** Start **

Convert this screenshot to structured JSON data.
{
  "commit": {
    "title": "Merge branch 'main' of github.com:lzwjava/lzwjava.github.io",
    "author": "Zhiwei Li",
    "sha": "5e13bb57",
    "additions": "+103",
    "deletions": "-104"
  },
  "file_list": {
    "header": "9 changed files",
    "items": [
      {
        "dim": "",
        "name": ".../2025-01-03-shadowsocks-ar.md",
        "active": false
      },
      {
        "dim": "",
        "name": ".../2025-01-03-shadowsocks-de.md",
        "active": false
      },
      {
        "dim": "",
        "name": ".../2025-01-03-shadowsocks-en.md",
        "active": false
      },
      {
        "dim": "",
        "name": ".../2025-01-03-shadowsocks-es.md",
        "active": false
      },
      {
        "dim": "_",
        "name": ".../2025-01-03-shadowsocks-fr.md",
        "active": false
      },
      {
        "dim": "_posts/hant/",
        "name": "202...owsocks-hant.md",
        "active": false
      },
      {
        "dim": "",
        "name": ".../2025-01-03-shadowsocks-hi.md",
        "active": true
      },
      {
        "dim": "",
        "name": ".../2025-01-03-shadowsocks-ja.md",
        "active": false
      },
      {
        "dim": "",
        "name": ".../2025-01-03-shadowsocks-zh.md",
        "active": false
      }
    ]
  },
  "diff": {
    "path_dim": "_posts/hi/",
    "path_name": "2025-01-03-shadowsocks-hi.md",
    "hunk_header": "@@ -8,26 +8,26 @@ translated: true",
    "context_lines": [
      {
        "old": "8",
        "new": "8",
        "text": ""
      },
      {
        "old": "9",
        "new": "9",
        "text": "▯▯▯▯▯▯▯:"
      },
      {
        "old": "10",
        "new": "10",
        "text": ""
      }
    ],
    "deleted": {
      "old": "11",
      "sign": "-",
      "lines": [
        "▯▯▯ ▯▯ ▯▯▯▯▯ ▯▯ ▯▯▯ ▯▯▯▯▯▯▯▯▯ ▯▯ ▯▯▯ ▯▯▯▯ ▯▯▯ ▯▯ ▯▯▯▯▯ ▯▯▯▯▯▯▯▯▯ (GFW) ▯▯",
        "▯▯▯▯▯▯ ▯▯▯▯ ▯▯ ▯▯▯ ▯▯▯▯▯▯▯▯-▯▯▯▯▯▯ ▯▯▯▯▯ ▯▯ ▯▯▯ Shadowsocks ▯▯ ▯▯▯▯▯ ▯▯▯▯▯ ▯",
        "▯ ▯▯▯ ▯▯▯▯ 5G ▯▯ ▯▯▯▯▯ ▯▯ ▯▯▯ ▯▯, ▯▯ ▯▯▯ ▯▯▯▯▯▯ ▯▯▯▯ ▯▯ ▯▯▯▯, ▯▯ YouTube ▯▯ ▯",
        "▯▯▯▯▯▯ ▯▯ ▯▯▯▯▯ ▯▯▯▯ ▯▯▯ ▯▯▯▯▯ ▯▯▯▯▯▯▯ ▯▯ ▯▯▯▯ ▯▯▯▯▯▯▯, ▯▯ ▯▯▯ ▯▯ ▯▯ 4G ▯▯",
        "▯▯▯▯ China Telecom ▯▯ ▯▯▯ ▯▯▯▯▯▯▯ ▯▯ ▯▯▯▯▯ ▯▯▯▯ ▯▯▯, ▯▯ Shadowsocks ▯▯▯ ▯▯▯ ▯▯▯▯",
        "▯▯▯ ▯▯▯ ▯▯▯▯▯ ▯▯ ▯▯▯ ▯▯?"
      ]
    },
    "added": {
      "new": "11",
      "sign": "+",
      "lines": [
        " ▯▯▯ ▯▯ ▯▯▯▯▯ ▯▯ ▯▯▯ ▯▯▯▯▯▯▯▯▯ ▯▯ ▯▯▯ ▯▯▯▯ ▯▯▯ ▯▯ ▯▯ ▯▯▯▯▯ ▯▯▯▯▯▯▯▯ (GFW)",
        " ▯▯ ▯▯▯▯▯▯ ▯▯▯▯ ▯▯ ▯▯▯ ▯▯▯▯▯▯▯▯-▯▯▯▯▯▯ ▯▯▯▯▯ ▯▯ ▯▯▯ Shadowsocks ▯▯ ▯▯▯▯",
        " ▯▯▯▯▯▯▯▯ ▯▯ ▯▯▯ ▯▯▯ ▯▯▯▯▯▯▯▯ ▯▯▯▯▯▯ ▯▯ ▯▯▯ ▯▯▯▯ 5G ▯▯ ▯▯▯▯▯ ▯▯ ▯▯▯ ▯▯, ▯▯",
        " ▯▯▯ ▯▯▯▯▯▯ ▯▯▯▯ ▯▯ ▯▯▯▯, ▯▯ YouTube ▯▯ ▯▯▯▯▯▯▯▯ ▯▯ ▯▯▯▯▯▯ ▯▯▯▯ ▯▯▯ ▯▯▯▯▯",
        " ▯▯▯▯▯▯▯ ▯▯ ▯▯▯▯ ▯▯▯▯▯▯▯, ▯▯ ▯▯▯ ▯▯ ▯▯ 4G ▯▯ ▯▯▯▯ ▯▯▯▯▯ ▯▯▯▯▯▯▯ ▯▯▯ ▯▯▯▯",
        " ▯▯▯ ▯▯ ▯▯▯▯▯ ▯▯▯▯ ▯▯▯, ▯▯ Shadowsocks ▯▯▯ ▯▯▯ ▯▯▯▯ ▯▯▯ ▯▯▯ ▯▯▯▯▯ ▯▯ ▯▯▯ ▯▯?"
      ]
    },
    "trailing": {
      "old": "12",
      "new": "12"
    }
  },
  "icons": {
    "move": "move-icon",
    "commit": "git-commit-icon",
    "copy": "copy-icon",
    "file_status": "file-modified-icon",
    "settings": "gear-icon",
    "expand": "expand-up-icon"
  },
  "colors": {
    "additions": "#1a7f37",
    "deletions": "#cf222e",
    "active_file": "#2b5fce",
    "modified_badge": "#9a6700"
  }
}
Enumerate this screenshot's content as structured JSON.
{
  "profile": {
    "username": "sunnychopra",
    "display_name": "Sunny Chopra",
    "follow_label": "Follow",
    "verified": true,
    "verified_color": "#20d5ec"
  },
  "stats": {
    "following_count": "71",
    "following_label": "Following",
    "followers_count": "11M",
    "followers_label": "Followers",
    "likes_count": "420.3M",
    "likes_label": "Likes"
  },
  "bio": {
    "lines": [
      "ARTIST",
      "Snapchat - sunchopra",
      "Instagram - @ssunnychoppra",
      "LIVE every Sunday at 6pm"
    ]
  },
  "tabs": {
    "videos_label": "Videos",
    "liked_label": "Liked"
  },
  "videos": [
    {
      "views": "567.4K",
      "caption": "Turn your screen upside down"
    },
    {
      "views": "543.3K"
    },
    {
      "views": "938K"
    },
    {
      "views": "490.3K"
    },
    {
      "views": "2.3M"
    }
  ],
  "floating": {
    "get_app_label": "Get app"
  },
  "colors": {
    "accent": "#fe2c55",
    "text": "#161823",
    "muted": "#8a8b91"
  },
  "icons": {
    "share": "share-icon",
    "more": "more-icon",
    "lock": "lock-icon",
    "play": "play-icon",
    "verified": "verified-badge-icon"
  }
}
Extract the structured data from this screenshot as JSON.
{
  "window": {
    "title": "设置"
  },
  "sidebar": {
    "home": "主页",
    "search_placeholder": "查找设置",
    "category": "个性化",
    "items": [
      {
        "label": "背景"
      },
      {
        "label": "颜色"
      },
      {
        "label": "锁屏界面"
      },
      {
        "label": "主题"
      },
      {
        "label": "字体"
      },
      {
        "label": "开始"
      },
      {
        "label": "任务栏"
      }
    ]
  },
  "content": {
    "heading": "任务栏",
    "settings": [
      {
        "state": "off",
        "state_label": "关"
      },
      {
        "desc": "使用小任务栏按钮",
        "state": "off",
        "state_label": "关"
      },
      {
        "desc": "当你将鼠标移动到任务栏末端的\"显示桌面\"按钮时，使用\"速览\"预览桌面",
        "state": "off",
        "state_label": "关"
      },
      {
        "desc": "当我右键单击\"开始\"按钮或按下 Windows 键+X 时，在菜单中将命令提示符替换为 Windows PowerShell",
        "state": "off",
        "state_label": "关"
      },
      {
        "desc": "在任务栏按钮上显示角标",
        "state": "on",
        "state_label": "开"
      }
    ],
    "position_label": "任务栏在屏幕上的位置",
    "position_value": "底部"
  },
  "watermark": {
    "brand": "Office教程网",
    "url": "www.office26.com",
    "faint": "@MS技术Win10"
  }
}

** End **

What the task requires: Lines containing the word "data" must all be returned from the material above.

Problem solution:
Convert this screenshot to structured JSON data.
Extract the structured data from this screenshot as JSON.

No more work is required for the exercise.